→ **Text excerpt**:
=-=-=

Texas Loses Challenge to Greenhouse Gas Rules

     (CN) – The D.C. Circuit declined to stop enforcement of new rules that compel states to regulate greenhouse gases as air pollutants under the Clean Air Act.
     After the U.S. Supreme Court held in 2007 with Massachusetts v. EPA that greenhouse gases qualify as an air pollutant under the Clean Air Act, the Environmental Protection Agency ordered states to set up a permitting process for greenhouse gas emitters.
     By 2010, the EPA found the permitting plans of 13 states to be inadequate since they lacked a provision to include carbon dioxide as a pollutant.
     Of the 13 states that lacked an adequate state implementation plan, or SIP, Texas alone refused to identify when it planned to comply with the new regulations. In fact, in 2010 the Texas Attorney General Greg Abbot sent a letter to the EPA stating that Texas had “neither the authority nor the intention of interpreting, ignoring or amending its laws in order to compel the permitting of greenhouse gas emissions.”
     In response, the agency ordered Texas to comply by Dec. 1, 2011, and advised the state that it could take legal action to ensure “that greenhouse gas sources in Texas, as in every other state in the country, have available a permitting authority to process their permit applications.”
     Texas and Wyoming, another of the 13 that had been faulted for an inadequate plan, sued the EPA in 2012. They claimed that the Clean Air Act gives states the primary role in adopting and revising implementation plans, but that the EPA has imposed regulations as part of its “greenhouse gas regulatory agenda.”
     Additionally, Texas argued that the EPA failed to give the state the required three years to comply with the greenhouse gas regulations. It said the EPA had threatened to take over part of the state’s air permitting program immediately or impose a construction moratorium on the Texas businesses if the state did not agree to comply immediately with the regulations.
     Abbot blasted the “unelected, unaccountable bureaucrats at the EPA” for “flouting the law by denying Texas the opportunity to manage its own air permitting program.”
     “The EPA’s unlawful scheme threatens Texas jobs and businesses by imposing costly and unnecessary greenhouse gas regulations immediately and improperly,” the Texas prosecutor said at the time. “These expensive mandates do little to make our air safer or to control the global warming the EPA insists is threatening our country, while doing great damage to our energy independence and economic recovery.”

=-=-=

[Records from a collection]
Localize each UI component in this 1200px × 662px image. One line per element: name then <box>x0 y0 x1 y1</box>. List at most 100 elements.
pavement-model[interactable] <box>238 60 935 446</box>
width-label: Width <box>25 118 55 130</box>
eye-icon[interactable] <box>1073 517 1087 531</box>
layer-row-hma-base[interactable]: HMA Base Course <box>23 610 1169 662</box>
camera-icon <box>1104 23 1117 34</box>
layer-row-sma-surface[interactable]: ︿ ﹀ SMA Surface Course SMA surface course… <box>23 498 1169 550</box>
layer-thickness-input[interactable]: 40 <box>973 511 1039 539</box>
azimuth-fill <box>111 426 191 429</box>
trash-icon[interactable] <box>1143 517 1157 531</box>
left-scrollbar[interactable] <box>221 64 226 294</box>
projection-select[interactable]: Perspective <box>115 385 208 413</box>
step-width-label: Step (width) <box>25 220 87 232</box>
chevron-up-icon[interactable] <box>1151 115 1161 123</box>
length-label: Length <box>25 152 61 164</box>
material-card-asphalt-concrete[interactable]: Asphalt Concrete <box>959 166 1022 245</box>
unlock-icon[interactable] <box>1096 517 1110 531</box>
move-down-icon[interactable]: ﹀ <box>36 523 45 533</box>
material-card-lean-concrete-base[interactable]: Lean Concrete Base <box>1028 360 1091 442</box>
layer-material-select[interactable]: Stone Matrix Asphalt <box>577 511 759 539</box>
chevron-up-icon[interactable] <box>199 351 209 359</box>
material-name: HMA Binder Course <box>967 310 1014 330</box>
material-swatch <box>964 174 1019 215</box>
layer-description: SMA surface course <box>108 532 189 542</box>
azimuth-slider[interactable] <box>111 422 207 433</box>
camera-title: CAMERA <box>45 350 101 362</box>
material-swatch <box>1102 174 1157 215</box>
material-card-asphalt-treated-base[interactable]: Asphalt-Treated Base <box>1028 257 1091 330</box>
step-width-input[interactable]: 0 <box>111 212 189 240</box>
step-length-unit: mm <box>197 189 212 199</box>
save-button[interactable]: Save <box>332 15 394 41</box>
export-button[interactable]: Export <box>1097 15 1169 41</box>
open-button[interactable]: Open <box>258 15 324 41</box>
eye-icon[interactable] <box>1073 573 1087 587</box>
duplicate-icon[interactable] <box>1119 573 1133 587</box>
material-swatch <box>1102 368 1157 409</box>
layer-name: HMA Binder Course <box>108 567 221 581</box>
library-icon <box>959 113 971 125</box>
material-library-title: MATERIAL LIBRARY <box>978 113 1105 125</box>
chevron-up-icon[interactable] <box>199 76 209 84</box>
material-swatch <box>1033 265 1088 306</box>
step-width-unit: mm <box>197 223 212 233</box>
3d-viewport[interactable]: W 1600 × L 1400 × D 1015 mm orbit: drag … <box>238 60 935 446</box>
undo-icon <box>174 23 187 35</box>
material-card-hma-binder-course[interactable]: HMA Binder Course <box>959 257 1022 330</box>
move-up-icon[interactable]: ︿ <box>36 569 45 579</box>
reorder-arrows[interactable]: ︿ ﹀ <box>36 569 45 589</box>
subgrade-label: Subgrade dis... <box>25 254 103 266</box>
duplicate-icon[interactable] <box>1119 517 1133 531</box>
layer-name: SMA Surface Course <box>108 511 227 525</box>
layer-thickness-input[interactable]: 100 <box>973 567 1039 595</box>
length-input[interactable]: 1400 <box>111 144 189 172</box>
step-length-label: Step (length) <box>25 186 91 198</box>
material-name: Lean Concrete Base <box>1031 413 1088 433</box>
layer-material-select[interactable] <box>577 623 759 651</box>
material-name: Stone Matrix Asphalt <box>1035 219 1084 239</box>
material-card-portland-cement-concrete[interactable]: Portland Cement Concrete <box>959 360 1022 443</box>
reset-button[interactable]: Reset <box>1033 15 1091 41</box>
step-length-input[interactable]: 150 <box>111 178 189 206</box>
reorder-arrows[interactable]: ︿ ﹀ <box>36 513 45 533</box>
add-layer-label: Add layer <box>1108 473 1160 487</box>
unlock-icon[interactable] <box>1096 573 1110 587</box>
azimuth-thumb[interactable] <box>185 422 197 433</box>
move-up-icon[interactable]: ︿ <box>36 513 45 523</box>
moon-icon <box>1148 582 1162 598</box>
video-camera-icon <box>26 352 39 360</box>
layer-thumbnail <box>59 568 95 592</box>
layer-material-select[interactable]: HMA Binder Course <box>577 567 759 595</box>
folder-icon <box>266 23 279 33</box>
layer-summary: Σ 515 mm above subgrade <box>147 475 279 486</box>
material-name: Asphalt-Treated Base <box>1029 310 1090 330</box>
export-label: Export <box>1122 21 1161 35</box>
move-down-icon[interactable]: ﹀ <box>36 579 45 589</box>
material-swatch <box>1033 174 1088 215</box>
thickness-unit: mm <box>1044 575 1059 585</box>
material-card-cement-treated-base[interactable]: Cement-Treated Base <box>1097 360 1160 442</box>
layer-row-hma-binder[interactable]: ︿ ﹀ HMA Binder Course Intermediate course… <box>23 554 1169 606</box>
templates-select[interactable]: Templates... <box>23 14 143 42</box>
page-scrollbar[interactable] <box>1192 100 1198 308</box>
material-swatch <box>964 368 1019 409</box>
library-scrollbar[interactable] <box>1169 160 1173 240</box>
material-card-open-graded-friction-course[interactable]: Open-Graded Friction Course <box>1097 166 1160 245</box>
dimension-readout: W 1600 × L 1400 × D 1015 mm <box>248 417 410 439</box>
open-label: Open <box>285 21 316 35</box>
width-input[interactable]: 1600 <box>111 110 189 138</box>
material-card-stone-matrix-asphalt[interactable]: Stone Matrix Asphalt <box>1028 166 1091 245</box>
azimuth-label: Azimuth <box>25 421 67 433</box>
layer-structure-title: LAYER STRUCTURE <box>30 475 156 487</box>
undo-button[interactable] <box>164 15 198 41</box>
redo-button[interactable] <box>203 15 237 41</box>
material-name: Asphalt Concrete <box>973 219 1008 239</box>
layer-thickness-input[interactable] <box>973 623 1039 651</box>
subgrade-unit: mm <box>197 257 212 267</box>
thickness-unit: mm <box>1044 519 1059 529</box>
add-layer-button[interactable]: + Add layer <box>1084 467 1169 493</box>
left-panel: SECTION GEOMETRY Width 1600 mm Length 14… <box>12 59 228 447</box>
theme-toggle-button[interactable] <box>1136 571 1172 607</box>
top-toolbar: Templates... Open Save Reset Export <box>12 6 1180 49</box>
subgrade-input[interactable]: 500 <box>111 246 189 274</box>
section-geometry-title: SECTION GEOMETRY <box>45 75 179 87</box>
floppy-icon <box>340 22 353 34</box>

=-=-=

→ **Written request 1**:
According to the greenhouse gas article, by what date did the EPA order Texas to comply?
→ **Written request 2**:
Decide whether each statement agrees with the greenhouse gas article, and quote the words that settle it: (a) By 2010 the EPA had judged the permitting plans of 13 states inadequate. (b) Texas and Wyoming sued the EPA in 2010. (c) Texas claimed the EPA did not allow it the required three years to comply.
Rely only on the greenhouse gas article.

→ **Result 1**:
Dec. 1, 2011.

→ **Result 2**:
(a) Yes: "By 2010, the EPA found the permitting plans of 13 states to be inadequate"
(b) No: "sued the EPA in 2012"
(c) Yes: "the EPA failed to give the state the required three years to comply with the greenhouse gas regulations"